--- Available records ---

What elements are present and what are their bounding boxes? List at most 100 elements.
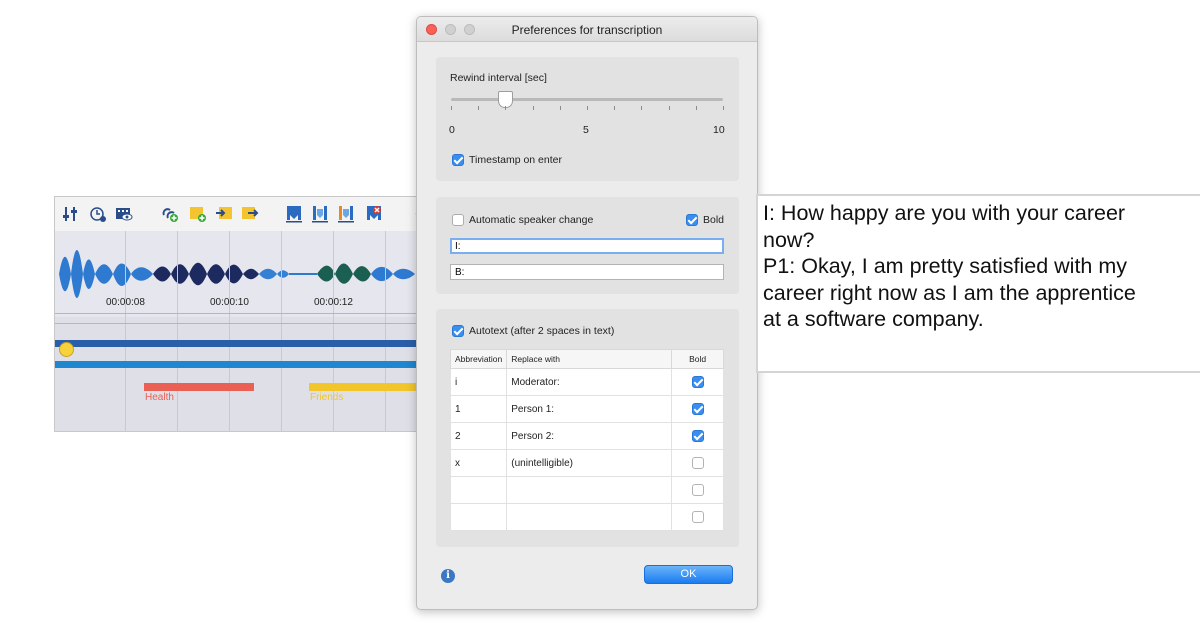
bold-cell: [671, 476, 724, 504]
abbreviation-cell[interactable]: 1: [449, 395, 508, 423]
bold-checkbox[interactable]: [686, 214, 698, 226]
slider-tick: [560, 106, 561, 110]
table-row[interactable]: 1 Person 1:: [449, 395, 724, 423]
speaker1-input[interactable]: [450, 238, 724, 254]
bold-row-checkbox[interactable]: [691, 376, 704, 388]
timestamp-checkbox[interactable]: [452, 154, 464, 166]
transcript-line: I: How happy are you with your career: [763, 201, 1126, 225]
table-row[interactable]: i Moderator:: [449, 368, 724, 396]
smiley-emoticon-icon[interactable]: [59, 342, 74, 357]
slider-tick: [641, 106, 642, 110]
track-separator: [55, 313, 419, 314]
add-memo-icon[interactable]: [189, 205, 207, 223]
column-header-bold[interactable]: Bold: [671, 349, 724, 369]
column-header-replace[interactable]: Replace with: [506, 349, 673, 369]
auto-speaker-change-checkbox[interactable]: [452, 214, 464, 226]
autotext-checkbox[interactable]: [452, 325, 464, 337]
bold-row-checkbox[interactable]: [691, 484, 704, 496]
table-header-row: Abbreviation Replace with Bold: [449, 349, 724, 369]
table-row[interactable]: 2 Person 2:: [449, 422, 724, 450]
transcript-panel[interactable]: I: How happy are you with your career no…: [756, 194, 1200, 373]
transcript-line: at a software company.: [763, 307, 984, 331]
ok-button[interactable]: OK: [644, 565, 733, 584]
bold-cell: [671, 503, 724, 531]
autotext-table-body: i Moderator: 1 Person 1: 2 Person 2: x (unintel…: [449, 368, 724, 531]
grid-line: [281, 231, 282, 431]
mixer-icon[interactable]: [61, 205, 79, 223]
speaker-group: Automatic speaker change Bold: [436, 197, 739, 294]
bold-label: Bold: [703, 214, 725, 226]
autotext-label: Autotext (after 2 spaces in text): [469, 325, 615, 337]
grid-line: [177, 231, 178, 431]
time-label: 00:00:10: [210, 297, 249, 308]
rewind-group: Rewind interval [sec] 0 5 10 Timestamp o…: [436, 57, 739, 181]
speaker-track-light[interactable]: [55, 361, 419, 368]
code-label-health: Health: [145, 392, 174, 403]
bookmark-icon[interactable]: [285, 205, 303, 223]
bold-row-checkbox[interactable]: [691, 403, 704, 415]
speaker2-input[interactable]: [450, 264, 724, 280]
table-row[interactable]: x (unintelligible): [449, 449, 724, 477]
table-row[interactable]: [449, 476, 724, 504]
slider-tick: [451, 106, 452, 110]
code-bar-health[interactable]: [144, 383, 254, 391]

--- What to do ---
Copy every line of the data above word for word, but leave out the pictures.

--- The response ---
What elements are present and what are their bounding boxes? List at most 100 elements.
bold-cell: [671, 476, 724, 504]
abbreviation-cell[interactable]: 1: [449, 395, 508, 423]
bold-checkbox[interactable]: [686, 214, 698, 226]
slider-tick: [560, 106, 561, 110]
table-row[interactable]: 1 Person 1:: [449, 395, 724, 423]
speaker1-input[interactable]: [450, 238, 724, 254]
bold-row-checkbox[interactable]: [691, 376, 704, 388]
timestamp-checkbox[interactable]: [452, 154, 464, 166]
transcript-line: I: How happy are you with your career: [763, 201, 1126, 225]
table-row[interactable]: i Moderator:: [449, 368, 724, 396]
smiley-emoticon-icon[interactable]: [59, 342, 74, 357]
slider-tick: [641, 106, 642, 110]
track-separator: [55, 313, 419, 314]
add-memo-icon[interactable]: [189, 205, 207, 223]
column-header-bold[interactable]: Bold: [671, 349, 724, 369]
column-header-replace[interactable]: Replace with: [506, 349, 673, 369]
auto-speaker-change-checkbox[interactable]: [452, 214, 464, 226]
autotext-checkbox[interactable]: [452, 325, 464, 337]
bold-row-checkbox[interactable]: [691, 484, 704, 496]
table-header-row: Abbreviation Replace with Bold: [449, 349, 724, 369]
table-row[interactable]: 2 Person 2:: [449, 422, 724, 450]
transcript-panel[interactable]: I: How happy are you with your career no…: [756, 194, 1200, 373]
transcript-line: at a software company.: [763, 307, 984, 331]
ok-button[interactable]: OK: [644, 565, 733, 584]
bold-cell: [671, 503, 724, 531]
autotext-table-body: i Moderator: 1 Person 1: 2 Person 2: x (unintel…: [449, 368, 724, 531]
grid-line: [281, 231, 282, 431]
mixer-icon[interactable]: [61, 205, 79, 223]
speaker-group: Automatic speaker change Bold: [436, 197, 739, 294]
bold-label: Bold: [703, 214, 725, 226]
autotext-label: Autotext (after 2 spaces in text): [469, 325, 615, 337]
grid-line: [177, 231, 178, 431]
time-label: 00:00:10: [210, 297, 249, 308]
rewind-group: Rewind interval [sec] 0 5 10 Timestamp o…: [436, 57, 739, 181]
speaker-track-light[interactable]: [55, 361, 419, 368]
code-label-health: Health: [145, 392, 174, 403]
bookmark-icon[interactable]: [285, 205, 303, 223]
bold-row-checkbox[interactable]: [691, 403, 704, 415]
speaker2-input[interactable]: [450, 264, 724, 280]
table-row[interactable]: x (unintelligible): [449, 449, 724, 477]
table-row[interactable]: [449, 476, 724, 504]
slider-tick: [451, 106, 452, 110]
code-bar-health[interactable]: [144, 383, 254, 391]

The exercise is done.